Text excerpt
[Python-ideas] Changing the default text encoding of pathlib

27 views
Skip to first unread message

Inada Naoki

unread,
Jan 24, 2021, 9:34:17 PM1/24/21
to python-ideas
My previous thread is hijacked about "auto guessing" idea, so I split
this thread for pathlib.

Path.open() was added in Python 3.4. Path.read_text() and
Path.write_text() was added in Python 3.5.
Their history is shorter than built-in open(). Changing its default
encoding should be easier than built-in open and TextIOWrapper.
New default encodings are:

* read_text() default encoding is "utf-8-sig"
* write_text() default encoding is "utf-8"
* open() default encoding is "utf-8-sig" when mode is "r" or None,
"utf-8" otherwise.

Of course, we need a regular deprecation period.
When encoding is omitted, they emit DeprecationWarning (or
EncodingWarning which is a subclass of DeprecationWarning) in three
versions (Python 3.10~3.12).

How do you think this idea?
Should we "change all at once" rather than "step-by-step"?

Regards,
--
Inada Naoki <songof...@gmail.com>
_______________________________________________
Python-ideas mailing list -- python...@python.org
To unsubscribe send an email to python-id...@python.org
https://mail.python.org/mailman3/lists/python-ideas.python.org/
Message archived at https://mail.python.org/archives/list/python...@python.org/message/J5VR56YRXA3PVPUH3KM72OX7SUBAZUKL/
Code of Conduct: http://python.org/psf/codeofconduct/

Christopher Barker

unread,
Jan 25, 2021, 3:02:11 PM1/25/21
to Inada Naoki, python-ideas
On Sun, Jan 24, 2021 at 6:33 PM Inada Naoki <songof...@gmail.com> wrote:
My previous thread is hijacked about "auto guessing" idea,

yes -- I'm a bit confused by that -- are folks advocating for making some sort of encoding detection the default? or available as an option in the stdlib? -- in any case, Ithink that could be an independent proposal.

First: I really want to see this get pushed forward and get done, one way or another -- using a system setting as a default is a really bad idea in this day of interconnected computers.

But back to PEP 597, and how to get there:

1) We need to start with a consensus about where we want Python to be in N versions. That is not specifically laid out in the PEP but it does imply that in the sometime-long-in-the-future:

- TextIOWrapper will have utf-8 as the default, rather than `locale.getpreferredencoding(False)`
this behaviour will then be inherited by:
- `open()` without a binary flag in the mode

- `Path.read_text`
- there will be a string that can be passed to encoding that will indicate that the system default should be used.

Dataset content
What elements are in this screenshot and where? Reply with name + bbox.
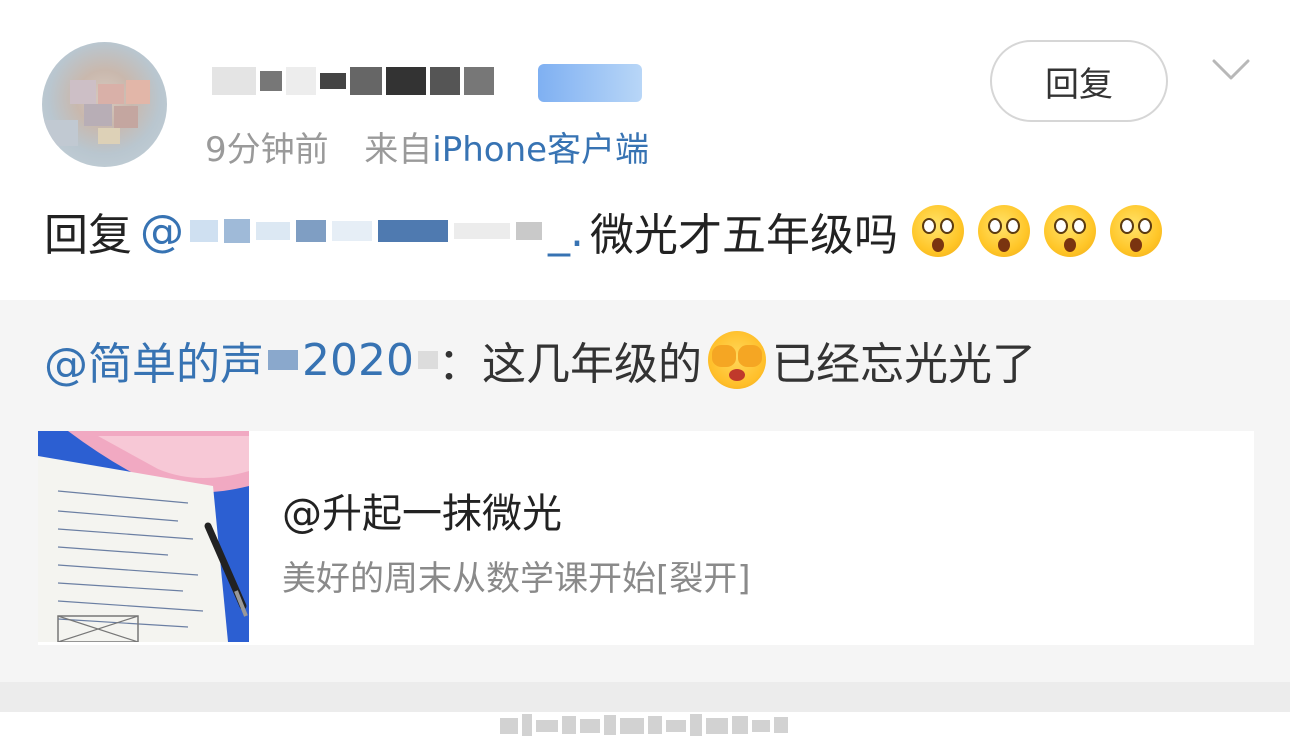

Given exercise
From the pathlib encoding thread above, pull out the text between "Their history is" and "regular deprecation period.", inclusive, word for word.

The output
Their history is shorter than built-in open(). Changing its default
encoding should be easier than built-in open and TextIOWrapper.
New default encodings are:

* read_text() default encoding is "utf-8-sig"
* write_text() default encoding is "utf-8"
* open() default encoding is "utf-8-sig" when mode is "r" or None,
"utf-8" otherwise.

Of course, we need a regular deprecation period.